Your task: Copy out all the lines where "true" shows up.

Entries supplied:
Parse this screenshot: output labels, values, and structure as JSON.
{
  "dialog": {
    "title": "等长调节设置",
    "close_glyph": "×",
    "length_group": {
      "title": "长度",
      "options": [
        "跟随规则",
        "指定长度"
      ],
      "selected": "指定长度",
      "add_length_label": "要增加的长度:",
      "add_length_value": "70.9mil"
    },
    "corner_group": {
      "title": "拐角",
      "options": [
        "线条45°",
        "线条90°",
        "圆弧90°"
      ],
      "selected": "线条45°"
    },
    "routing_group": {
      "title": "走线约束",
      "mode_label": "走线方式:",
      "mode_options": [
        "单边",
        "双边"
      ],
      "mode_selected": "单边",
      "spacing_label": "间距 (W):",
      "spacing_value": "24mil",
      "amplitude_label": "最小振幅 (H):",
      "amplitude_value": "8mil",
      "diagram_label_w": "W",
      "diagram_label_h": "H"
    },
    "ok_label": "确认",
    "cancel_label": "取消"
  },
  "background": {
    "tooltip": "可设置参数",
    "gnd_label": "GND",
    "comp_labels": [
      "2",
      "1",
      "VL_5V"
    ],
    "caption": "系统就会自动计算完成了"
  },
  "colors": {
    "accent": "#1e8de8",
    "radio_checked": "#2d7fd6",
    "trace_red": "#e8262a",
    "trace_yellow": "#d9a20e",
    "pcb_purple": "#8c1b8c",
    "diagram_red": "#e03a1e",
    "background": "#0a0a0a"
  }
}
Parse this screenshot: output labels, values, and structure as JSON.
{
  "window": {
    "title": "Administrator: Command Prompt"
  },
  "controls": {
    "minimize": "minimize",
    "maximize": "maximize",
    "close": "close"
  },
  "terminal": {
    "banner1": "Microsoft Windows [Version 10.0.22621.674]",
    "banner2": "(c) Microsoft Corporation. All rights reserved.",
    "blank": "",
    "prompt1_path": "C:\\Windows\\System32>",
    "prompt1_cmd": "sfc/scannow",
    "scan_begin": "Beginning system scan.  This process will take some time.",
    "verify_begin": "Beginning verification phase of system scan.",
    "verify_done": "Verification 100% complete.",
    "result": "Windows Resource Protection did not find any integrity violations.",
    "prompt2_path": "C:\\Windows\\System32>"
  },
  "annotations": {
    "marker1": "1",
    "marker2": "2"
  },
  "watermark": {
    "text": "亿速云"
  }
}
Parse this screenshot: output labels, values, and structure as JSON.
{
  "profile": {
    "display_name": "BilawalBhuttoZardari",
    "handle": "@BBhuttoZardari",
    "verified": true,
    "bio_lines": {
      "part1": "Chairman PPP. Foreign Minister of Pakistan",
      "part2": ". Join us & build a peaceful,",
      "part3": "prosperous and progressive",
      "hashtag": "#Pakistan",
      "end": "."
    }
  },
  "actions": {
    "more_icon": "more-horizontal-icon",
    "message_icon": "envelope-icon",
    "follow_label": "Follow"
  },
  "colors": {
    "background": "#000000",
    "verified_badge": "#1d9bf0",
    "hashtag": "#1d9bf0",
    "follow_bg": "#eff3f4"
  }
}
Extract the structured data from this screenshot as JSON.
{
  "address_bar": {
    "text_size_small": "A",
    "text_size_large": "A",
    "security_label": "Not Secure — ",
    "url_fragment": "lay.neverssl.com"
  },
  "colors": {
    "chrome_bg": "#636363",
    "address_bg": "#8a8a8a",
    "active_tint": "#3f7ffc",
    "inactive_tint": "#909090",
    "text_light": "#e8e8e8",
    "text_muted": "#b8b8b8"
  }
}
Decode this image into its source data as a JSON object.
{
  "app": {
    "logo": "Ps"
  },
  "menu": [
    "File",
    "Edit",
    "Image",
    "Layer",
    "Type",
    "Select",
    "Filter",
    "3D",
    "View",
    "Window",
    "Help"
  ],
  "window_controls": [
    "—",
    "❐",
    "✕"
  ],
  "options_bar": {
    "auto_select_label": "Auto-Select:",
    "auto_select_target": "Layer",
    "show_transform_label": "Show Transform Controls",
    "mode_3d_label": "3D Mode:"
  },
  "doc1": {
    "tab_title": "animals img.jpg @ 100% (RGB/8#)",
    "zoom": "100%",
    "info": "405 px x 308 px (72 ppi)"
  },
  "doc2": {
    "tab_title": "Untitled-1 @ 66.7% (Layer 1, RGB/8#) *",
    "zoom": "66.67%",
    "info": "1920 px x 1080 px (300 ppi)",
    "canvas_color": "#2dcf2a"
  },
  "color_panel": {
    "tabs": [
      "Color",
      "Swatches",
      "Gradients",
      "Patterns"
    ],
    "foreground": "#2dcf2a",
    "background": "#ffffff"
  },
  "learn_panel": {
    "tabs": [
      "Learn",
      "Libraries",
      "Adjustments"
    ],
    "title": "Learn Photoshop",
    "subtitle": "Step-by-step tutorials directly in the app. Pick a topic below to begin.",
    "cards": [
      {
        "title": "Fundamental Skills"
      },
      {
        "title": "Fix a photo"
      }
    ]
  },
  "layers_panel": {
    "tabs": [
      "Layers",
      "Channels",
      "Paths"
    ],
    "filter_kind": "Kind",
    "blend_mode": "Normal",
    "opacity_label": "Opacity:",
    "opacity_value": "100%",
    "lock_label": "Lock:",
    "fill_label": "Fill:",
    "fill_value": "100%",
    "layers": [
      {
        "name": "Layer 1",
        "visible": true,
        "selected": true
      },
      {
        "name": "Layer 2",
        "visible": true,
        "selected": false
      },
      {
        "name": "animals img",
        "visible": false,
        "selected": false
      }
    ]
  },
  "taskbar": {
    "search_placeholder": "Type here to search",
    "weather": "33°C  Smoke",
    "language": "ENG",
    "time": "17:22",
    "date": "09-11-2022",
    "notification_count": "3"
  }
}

Task response:
    "verified": true,
        "visible": true,
        "selected": true
        "visible": true,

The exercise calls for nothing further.